=== STORED ROWS ===

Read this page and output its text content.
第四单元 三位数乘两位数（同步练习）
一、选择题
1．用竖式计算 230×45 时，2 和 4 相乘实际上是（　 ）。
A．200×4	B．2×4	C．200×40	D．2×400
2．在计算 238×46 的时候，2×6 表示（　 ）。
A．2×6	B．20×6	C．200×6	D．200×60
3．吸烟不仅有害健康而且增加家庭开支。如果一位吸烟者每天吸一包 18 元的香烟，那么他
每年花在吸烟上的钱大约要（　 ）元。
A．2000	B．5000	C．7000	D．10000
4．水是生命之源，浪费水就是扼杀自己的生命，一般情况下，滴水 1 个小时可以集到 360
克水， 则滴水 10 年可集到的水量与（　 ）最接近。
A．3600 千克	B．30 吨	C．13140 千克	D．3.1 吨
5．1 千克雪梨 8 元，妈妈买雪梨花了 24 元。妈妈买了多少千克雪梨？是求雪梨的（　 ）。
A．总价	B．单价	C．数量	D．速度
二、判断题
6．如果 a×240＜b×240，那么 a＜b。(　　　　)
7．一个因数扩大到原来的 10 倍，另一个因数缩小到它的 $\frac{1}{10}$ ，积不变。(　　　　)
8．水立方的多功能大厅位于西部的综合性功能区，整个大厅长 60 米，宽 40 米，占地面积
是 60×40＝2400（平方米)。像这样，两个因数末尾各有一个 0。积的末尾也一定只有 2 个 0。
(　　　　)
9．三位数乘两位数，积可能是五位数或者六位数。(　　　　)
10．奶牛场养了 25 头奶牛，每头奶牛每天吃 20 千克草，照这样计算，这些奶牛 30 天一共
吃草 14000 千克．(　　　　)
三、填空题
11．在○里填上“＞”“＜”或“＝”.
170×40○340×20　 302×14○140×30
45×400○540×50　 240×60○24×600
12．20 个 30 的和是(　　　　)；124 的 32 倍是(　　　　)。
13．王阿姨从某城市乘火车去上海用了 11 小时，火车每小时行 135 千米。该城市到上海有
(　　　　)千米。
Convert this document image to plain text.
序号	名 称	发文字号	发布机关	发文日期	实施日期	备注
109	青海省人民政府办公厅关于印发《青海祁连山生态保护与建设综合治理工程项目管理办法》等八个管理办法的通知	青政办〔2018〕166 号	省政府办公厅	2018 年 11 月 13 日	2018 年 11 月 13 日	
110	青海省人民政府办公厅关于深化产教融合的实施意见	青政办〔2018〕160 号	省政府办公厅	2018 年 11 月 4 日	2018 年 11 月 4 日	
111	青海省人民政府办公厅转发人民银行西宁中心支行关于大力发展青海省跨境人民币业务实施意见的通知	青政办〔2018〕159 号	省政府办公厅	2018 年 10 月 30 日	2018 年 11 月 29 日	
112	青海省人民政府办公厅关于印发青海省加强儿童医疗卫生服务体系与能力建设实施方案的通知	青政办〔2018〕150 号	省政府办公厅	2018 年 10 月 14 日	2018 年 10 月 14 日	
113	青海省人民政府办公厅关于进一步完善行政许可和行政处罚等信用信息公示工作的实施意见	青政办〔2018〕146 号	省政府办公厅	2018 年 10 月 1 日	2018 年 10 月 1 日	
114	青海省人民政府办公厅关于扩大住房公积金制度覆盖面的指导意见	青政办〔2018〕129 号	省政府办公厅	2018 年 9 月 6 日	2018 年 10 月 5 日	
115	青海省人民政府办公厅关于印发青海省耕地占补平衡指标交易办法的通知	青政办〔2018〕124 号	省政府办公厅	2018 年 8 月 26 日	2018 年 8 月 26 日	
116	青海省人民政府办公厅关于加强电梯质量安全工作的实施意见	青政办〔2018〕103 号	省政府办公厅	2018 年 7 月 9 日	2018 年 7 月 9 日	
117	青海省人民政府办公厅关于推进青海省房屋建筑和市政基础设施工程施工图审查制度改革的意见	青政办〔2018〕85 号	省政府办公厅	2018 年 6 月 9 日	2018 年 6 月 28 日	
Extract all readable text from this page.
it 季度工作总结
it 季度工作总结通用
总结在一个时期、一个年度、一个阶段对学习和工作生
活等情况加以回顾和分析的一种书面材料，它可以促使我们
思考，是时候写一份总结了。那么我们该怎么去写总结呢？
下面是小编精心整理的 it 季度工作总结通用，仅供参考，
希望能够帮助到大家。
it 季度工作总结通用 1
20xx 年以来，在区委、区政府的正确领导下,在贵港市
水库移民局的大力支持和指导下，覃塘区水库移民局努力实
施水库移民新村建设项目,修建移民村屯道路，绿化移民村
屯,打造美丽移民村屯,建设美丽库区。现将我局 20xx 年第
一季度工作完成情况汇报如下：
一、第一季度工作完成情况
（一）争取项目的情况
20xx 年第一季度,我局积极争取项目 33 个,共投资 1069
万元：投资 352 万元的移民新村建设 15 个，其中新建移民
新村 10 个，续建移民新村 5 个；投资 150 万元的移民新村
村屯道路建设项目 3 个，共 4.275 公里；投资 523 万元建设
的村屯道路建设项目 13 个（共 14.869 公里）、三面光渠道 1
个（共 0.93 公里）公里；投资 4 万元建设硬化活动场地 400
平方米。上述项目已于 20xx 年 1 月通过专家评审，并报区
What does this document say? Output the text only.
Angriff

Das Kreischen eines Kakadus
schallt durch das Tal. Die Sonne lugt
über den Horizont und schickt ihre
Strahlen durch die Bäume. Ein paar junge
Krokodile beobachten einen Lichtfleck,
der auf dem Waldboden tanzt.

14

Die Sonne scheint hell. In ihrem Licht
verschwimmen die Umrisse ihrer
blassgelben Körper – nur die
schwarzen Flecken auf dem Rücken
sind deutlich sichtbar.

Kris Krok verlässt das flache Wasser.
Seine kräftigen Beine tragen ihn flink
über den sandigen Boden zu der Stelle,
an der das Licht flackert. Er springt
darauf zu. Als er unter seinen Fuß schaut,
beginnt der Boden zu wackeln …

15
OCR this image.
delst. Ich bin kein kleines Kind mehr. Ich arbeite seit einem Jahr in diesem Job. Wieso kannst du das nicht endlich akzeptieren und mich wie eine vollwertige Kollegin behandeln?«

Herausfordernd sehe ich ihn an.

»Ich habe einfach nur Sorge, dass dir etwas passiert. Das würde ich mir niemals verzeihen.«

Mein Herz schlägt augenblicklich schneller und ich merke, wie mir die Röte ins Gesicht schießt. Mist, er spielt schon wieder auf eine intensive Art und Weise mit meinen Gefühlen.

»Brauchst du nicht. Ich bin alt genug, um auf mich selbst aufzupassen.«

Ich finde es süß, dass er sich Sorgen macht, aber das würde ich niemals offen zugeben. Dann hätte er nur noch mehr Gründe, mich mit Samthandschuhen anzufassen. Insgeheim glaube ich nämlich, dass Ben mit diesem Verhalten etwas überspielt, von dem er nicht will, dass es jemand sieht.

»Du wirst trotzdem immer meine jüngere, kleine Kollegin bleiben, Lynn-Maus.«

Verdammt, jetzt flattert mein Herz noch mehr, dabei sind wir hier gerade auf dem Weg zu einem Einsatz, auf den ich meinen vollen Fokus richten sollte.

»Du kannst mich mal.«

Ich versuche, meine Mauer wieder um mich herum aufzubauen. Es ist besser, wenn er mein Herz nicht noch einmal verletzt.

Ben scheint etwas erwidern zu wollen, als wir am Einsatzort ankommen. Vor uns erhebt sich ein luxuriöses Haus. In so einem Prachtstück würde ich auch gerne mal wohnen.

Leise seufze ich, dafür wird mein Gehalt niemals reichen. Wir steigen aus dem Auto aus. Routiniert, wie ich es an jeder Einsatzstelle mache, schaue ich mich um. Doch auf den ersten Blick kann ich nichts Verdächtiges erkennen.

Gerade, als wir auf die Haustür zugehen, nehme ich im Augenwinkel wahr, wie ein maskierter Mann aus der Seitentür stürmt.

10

===

SHORT EXERCISE: Copy all of the material word for word.

SOLUTION FOR THIS TASK:
Read this page and output its text content.
第四单元 三位数乘两位数（同步练习）
一、选择题
1．用竖式计算 230×45 时，2 和 4 相乘实际上是（　 ）。
A．200×4	B．2×4	C．200×40	D．2×400
2．在计算 238×46 的时候，2×6 表示（　 ）。
A．2×6	B．20×6	C．200×6	D．200×60
3．吸烟不仅有害健康而且增加家庭开支。如果一位吸烟者每天吸一包 18 元的香烟，那么他
每年花在吸烟上的钱大约要（　 ）元。
A．2000	B．5000	C．7000	D．10000
4．水是生命之源，浪费水就是扼杀自己的生命，一般情况下，滴水 1 个小时可以集到 360
克水， 则滴水 10 年可集到的水量与（　 ）最接近。
A．3600 千克	B．30 吨	C．13140 千克	D．3.1 吨
5．1 千克雪梨 8 元，妈妈买雪梨花了 24 元。妈妈买了多少千克雪梨？是求雪梨的（　 ）。
A．总价	B．单价	C．数量	D．速度
二、判断题
6．如果 a×240＜b×240，那么 a＜b。(　　　　)
7．一个因数扩大到原来的 10 倍，另一个因数缩小到它的 $\frac{1}{10}$ ，积不变。(　　　　)
8．水立方的多功能大厅位于西部的综合性功能区，整个大厅长 60 米，宽 40 米，占地面积
是 60×40＝2400（平方米)。像这样，两个因数末尾各有一个 0。积的末尾也一定只有 2 个 0。
(　　　　)
9．三位数乘两位数，积可能是五位数或者六位数。(　　　　)
10．奶牛场养了 25 头奶牛，每头奶牛每天吃 20 千克草，照这样计算，这些奶牛 30 天一共
吃草 14000 千克．(　　　　)
三、填空题
11．在○里填上“＞”“＜”或“＝”.
170×40○340×20　 302×14○140×30
45×400○540×50　 240×60○24×600
12．20 个 30 的和是(　　　　)；124 的 32 倍是(　　　　)。
13．王阿姨从某城市乘火车去上海用了 11 小时，火车每小时行 135 千米。该城市到上海有
(　　　　)千米。
Convert this document image to plain text.
序号	名 称	发文字号	发布机关	发文日期	实施日期	备注
109	青海省人民政府办公厅关于印发《青海祁连山生态保护与建设综合治理工程项目管理办法》等八个管理办法的通知	青政办〔2018〕166 号	省政府办公厅	2018 年 11 月 13 日	2018 年 11 月 13 日	
110	青海省人民政府办公厅关于深化产教融合的实施意见	青政办〔2018〕160 号	省政府办公厅	2018 年 11 月 4 日	2018 年 11 月 4 日	
111	青海省人民政府办公厅转发人民银行西宁中心支行关于大力发展青海省跨境人民币业务实施意见的通知	青政办〔2018〕159 号	省政府办公厅	2018 年 10 月 30 日	2018 年 11 月 29 日	
112	青海省人民政府办公厅关于印发青海省加强儿童医疗卫生服务体系与能力建设实施方案的通知	青政办〔2018〕150 号	省政府办公厅	2018 年 10 月 14 日	2018 年 10 月 14 日	
113	青海省人民政府办公厅关于进一步完善行政许可和行政处罚等信用信息公示工作的实施意见	青政办〔2018〕146 号	省政府办公厅	2018 年 10 月 1 日	2018 年 10 月 1 日	
114	青海省人民政府办公厅关于扩大住房公积金制度覆盖面的指导意见	青政办〔2018〕129 号	省政府办公厅	2018 年 9 月 6 日	2018 年 10 月 5 日	
115	青海省人民政府办公厅关于印发青海省耕地占补平衡指标交易办法的通知	青政办〔2018〕124 号	省政府办公厅	2018 年 8 月 26 日	2018 年 8 月 26 日	
116	青海省人民政府办公厅关于加强电梯质量安全工作的实施意见	青政办〔2018〕103 号	省政府办公厅	2018 年 7 月 9 日	2018 年 7 月 9 日	
117	青海省人民政府办公厅关于推进青海省房屋建筑和市政基础设施工程施工图审查制度改革的意见	青政办〔2018〕85 号	省政府办公厅	2018 年 6 月 9 日	2018 年 6 月 28 日	
Extract all readable text from this page.
it 季度工作总结
it 季度工作总结通用
总结在一个时期、一个年度、一个阶段对学习和工作生
活等情况加以回顾和分析的一种书面材料，它可以促使我们
思考，是时候写一份总结了。那么我们该怎么去写总结呢？
下面是小编精心整理的 it 季度工作总结通用，仅供参考，
希望能够帮助到大家。
it 季度工作总结通用 1
20xx 年以来，在区委、区政府的正确领导下,在贵港市
水库移民局的大力支持和指导下，覃塘区水库移民局努力实
施水库移民新村建设项目,修建移民村屯道路，绿化移民村
屯,打造美丽移民村屯,建设美丽库区。现将我局 20xx 年第
一季度工作完成情况汇报如下：
一、第一季度工作完成情况
（一）争取项目的情况
20xx 年第一季度,我局积极争取项目 33 个,共投资 1069
万元：投资 352 万元的移民新村建设 15 个，其中新建移民
新村 10 个，续建移民新村 5 个；投资 150 万元的移民新村
村屯道路建设项目 3 个，共 4.275 公里；投资 523 万元建设
的村屯道路建设项目 13 个（共 14.869 公里）、三面光渠道 1
个（共 0.93 公里）公里；投资 4 万元建设硬化活动场地 400
平方米。上述项目已于 20xx 年 1 月通过专家评审，并报区
What does this document say? Output the text only.
Angriff

Das Kreischen eines Kakadus
schallt durch das Tal. Die Sonne lugt
über den Horizont und schickt ihre
Strahlen durch die Bäume. Ein paar junge
Krokodile beobachten einen Lichtfleck,
der auf dem Waldboden tanzt.

14

Die Sonne scheint hell. In ihrem Licht
verschwimmen die Umrisse ihrer
blassgelben Körper – nur die
schwarzen Flecken auf dem Rücken
sind deutlich sichtbar.

Kris Krok verlässt das flache Wasser.
Seine kräftigen Beine tragen ihn flink
über den sandigen Boden zu der Stelle,
an der das Licht flackert. Er springt
darauf zu. Als er unter seinen Fuß schaut,
beginnt der Boden zu wackeln …

15
OCR this image.
delst. Ich bin kein kleines Kind mehr. Ich arbeite seit einem Jahr in diesem Job. Wieso kannst du das nicht endlich akzeptieren und mich wie eine vollwertige Kollegin behandeln?«

Herausfordernd sehe ich ihn an.

»Ich habe einfach nur Sorge, dass dir etwas passiert. Das würde ich mir niemals verzeihen.«

Mein Herz schlägt augenblicklich schneller und ich merke, wie mir die Röte ins Gesicht schießt. Mist, er spielt schon wieder auf eine intensive Art und Weise mit meinen Gefühlen.

»Brauchst du nicht. Ich bin alt genug, um auf mich selbst aufzupassen.«

Ich finde es süß, dass er sich Sorgen macht, aber das würde ich niemals offen zugeben. Dann hätte er nur noch mehr Gründe, mich mit Samthandschuhen anzufassen. Insgeheim glaube ich nämlich, dass Ben mit diesem Verhalten etwas überspielt, von dem er nicht will, dass es jemand sieht.

»Du wirst trotzdem immer meine jüngere, kleine Kollegin bleiben, Lynn-Maus.«

Verdammt, jetzt flattert mein Herz noch mehr, dabei sind wir hier gerade auf dem Weg zu einem Einsatz, auf den ich meinen vollen Fokus richten sollte.

»Du kannst mich mal.«

Ich versuche, meine Mauer wieder um mich herum aufzubauen. Es ist besser, wenn er mein Herz nicht noch einmal verletzt.

Ben scheint etwas erwidern zu wollen, als wir am Einsatzort ankommen. Vor uns erhebt sich ein luxuriöses Haus. In so einem Prachtstück würde ich auch gerne mal wohnen.

Leise seufze ich, dafür wird mein Gehalt niemals reichen. Wir steigen aus dem Auto aus. Routiniert, wie ich es an jeder Einsatzstelle mache, schaue ich mich um. Doch auf den ersten Blick kann ich nichts Verdächtiges erkennen.

Gerade, als wir auf die Haustür zugehen, nehme ich im Augenwinkel wahr, wie ein maskierter Mann aus der Seitentür stürmt.

10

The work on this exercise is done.